start RECORD EXTRACTS
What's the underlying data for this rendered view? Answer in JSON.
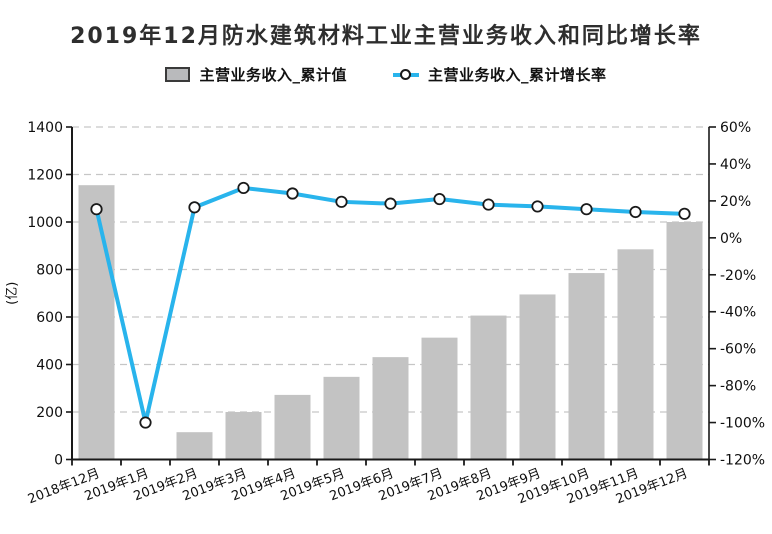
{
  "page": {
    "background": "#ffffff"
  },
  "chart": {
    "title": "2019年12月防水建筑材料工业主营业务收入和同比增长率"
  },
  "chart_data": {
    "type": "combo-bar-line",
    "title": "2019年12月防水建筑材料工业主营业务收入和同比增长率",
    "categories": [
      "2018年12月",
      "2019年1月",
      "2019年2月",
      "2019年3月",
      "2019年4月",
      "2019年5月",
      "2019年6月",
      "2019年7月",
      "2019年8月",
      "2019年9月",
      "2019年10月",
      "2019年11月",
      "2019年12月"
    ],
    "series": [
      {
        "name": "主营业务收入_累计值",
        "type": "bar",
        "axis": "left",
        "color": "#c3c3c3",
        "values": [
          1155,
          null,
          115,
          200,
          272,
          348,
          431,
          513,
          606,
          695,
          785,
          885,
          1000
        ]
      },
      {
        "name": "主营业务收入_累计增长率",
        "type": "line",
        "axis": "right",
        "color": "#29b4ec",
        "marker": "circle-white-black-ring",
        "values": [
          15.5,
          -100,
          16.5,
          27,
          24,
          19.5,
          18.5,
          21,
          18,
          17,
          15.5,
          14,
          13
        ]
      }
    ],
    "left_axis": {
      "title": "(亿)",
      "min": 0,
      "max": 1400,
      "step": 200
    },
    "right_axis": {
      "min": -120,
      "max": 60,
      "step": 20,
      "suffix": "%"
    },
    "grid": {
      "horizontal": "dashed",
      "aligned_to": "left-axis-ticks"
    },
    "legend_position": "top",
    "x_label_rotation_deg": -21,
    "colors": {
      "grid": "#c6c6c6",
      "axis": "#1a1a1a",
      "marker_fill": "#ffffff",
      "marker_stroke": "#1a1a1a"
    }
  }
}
end RECORD EXTRACTS
WORK INSTRUCTIONS ::
Print out the lines exactly, skipping any picture.

EXERCISE RESULT ::
What's the underlying data for this rendered view? Answer in JSON.
{
  "page": {
    "background": "#ffffff"
  },
  "chart": {
    "title": "2019年12月防水建筑材料工业主营业务收入和同比增长率"
  },
  "chart_data": {
    "type": "combo-bar-line",
    "title": "2019年12月防水建筑材料工业主营业务收入和同比增长率",
    "categories": [
      "2018年12月",
      "2019年1月",
      "2019年2月",
      "2019年3月",
      "2019年4月",
      "2019年5月",
      "2019年6月",
      "2019年7月",
      "2019年8月",
      "2019年9月",
      "2019年10月",
      "2019年11月",
      "2019年12月"
    ],
    "series": [
      {
        "name": "主营业务收入_累计值",
        "type": "bar",
        "axis": "left",
        "color": "#c3c3c3",
        "values": [
          1155,
          null,
          115,
          200,
          272,
          348,
          431,
          513,
          606,
          695,
          785,
          885,
          1000
        ]
      },
      {
        "name": "主营业务收入_累计增长率",
        "type": "line",
        "axis": "right",
        "color": "#29b4ec",
        "marker": "circle-white-black-ring",
        "values": [
          15.5,
          -100,
          16.5,
          27,
          24,
          19.5,
          18.5,
          21,
          18,
          17,
          15.5,
          14,
          13
        ]
      }
    ],
    "left_axis": {
      "title": "(亿)",
      "min": 0,
      "max": 1400,
      "step": 200
    },
    "right_axis": {
      "min": -120,
      "max": 60,
      "step": 20,
      "suffix": "%"
    },
    "grid": {
      "horizontal": "dashed",
      "aligned_to": "left-axis-ticks"
    },
    "legend_position": "top",
    "x_label_rotation_deg": -21,
    "colors": {
      "grid": "#c6c6c6",
      "axis": "#1a1a1a",
      "marker_fill": "#ffffff",
      "marker_stroke": "#1a1a1a"
    }
  }
}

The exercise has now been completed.